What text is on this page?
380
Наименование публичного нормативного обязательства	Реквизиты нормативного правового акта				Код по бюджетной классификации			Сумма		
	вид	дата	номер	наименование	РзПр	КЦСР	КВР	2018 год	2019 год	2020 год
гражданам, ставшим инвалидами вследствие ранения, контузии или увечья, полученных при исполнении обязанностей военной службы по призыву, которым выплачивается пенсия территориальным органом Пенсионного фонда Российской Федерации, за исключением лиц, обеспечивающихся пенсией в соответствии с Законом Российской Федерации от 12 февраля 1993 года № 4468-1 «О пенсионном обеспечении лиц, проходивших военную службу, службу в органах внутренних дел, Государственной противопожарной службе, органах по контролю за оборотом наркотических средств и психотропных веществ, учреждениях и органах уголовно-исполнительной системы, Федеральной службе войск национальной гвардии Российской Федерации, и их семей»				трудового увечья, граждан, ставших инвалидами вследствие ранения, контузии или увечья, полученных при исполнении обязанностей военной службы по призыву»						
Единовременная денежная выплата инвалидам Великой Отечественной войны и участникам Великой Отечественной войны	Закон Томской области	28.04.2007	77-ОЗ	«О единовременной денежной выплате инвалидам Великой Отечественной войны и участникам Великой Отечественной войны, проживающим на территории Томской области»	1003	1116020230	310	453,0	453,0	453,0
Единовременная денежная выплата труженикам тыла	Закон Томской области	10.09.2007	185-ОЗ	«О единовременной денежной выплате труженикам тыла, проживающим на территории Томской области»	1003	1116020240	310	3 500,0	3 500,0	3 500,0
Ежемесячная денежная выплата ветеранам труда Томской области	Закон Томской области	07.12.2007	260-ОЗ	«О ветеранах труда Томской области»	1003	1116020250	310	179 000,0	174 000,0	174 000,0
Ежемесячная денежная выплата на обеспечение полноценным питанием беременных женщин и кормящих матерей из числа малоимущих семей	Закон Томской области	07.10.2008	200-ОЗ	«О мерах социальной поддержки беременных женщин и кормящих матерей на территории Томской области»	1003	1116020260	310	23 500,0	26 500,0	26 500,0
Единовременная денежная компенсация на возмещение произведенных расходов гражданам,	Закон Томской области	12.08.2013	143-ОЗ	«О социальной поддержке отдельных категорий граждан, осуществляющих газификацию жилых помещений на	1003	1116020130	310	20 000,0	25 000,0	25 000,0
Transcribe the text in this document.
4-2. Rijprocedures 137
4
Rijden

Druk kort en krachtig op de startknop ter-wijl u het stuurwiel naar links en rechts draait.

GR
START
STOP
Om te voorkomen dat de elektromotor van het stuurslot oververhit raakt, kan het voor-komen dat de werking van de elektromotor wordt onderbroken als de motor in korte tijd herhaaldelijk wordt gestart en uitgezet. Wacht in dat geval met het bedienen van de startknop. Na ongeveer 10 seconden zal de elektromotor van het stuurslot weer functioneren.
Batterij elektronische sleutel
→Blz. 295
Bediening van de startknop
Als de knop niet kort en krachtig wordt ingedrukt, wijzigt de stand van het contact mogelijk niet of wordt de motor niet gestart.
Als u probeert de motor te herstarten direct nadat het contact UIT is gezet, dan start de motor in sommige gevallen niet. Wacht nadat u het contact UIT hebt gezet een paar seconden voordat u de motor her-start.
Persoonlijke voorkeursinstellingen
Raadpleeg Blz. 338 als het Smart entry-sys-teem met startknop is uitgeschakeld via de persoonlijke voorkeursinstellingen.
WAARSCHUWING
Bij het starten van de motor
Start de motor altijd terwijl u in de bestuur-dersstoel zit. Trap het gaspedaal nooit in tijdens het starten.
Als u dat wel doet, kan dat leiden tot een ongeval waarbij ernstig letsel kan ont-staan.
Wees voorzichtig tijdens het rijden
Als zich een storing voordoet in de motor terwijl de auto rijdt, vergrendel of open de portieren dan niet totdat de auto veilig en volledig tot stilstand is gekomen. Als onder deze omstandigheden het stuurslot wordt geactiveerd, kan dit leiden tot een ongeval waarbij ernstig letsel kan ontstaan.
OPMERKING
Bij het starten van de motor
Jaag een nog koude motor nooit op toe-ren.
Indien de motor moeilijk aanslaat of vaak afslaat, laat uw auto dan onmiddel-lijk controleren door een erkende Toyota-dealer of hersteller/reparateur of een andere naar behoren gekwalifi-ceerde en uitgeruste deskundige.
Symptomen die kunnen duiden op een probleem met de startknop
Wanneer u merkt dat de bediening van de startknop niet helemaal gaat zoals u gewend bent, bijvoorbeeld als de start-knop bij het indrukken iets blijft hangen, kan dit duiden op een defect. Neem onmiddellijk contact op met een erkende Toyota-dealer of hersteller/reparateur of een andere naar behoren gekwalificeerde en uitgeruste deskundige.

▸ Task prompt: Where a line above holds the string "Toyota", show that line.

▸ Response below:
Indien de motor moeilijk aanslaat of vaak afslaat, laat uw auto dan onmiddel-lijk controleren door een erkende Toyota-dealer of hersteller/reparateur of een andere naar behoren gekwalifi-ceerde en uitgeruste deskundige.
Wanneer u merkt dat de bediening van de startknop niet helemaal gaat zoals u gewend bent, bijvoorbeeld als de start-knop bij het indrukken iets blijft hangen, kan dit duiden op een defect. Neem onmiddellijk contact op met een erkende Toyota-dealer of hersteller/reparateur of een andere naar behoren gekwalificeerde en uitgeruste deskundige.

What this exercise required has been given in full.